### What is asked:
Retype the whole listing below, character for character.

(Dataset records)

____________________

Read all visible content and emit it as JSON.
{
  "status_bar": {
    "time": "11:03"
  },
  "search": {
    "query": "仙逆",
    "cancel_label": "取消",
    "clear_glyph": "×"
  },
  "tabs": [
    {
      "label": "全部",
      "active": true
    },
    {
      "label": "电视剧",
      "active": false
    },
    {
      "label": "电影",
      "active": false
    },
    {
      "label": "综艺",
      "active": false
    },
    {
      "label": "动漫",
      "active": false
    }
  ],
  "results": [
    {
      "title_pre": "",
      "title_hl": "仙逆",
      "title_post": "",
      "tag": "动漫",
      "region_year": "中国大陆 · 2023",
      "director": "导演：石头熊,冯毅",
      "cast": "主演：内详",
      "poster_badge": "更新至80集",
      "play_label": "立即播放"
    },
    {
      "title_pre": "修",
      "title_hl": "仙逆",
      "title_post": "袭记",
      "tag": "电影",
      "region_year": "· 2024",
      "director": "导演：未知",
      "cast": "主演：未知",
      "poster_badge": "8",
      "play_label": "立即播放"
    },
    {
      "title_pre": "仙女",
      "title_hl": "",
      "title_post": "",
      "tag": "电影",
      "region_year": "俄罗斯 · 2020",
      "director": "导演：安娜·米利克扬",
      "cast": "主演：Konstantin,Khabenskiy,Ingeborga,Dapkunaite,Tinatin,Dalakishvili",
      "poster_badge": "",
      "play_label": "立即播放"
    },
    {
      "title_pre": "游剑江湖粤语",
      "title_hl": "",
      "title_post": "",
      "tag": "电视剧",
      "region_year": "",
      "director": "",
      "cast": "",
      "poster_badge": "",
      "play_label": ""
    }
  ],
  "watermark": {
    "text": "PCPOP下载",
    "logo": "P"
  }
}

____________________

### Exercise result:
Read all visible content and emit it as JSON.
{
  "status_bar": {
    "time": "11:03"
  },
  "search": {
    "query": "仙逆",
    "cancel_label": "取消",
    "clear_glyph": "×"
  },
  "tabs": [
    {
      "label": "全部",
      "active": true
    },
    {
      "label": "电视剧",
      "active": false
    },
    {
      "label": "电影",
      "active": false
    },
    {
      "label": "综艺",
      "active": false
    },
    {
      "label": "动漫",
      "active": false
    }
  ],
  "results": [
    {
      "title_pre": "",
      "title_hl": "仙逆",
      "title_post": "",
      "tag": "动漫",
      "region_year": "中国大陆 · 2023",
      "director": "导演：石头熊,冯毅",
      "cast": "主演：内详",
      "poster_badge": "更新至80集",
      "play_label": "立即播放"
    },
    {
      "title_pre": "修",
      "title_hl": "仙逆",
      "title_post": "袭记",
      "tag": "电影",
      "region_year": "· 2024",
      "director": "导演：未知",
      "cast": "主演：未知",
      "poster_badge": "8",
      "play_label": "立即播放"
    },
    {
      "title_pre": "仙女",
      "title_hl": "",
      "title_post": "",
      "tag": "电影",
      "region_year": "俄罗斯 · 2020",
      "director": "导演：安娜·米利克扬",
      "cast": "主演：Konstantin,Khabenskiy,Ingeborga,Dapkunaite,Tinatin,Dalakishvili",
      "poster_badge": "",
      "play_label": "立即播放"
    },
    {
      "title_pre": "游剑江湖粤语",
      "title_hl": "",
      "title_post": "",
      "tag": "电视剧",
      "region_year": "",
      "director": "",
      "cast": "",
      "poster_badge": "",
      "play_label": ""
    }
  ],
  "watermark": {
    "text": "PCPOP下载",
    "logo": "P"
  }
}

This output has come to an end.